**Instruction:** Answer with one number: how many lines have "verified".

+++ Recorded data +++

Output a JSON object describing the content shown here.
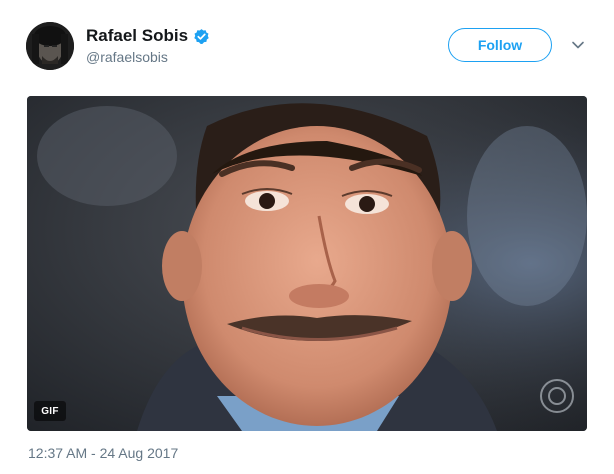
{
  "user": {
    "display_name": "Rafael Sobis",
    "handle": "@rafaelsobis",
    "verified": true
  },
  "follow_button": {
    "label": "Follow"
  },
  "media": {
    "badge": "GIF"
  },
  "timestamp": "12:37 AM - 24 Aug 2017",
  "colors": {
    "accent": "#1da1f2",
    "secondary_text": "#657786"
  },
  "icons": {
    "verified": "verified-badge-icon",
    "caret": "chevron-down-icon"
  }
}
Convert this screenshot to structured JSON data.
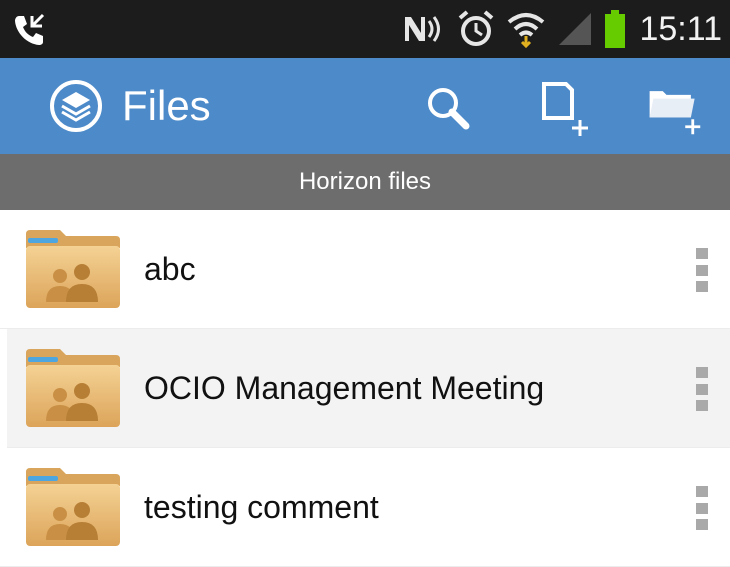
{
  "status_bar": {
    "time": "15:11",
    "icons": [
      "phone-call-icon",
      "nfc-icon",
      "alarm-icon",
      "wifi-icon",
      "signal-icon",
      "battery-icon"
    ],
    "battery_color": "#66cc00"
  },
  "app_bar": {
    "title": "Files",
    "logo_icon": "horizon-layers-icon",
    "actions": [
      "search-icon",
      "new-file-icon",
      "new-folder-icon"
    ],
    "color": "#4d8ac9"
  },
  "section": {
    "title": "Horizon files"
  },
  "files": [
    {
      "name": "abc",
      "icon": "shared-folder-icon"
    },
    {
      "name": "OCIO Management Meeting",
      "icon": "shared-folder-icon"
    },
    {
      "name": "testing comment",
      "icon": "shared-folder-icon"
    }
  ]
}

+++

**Full solution:** 2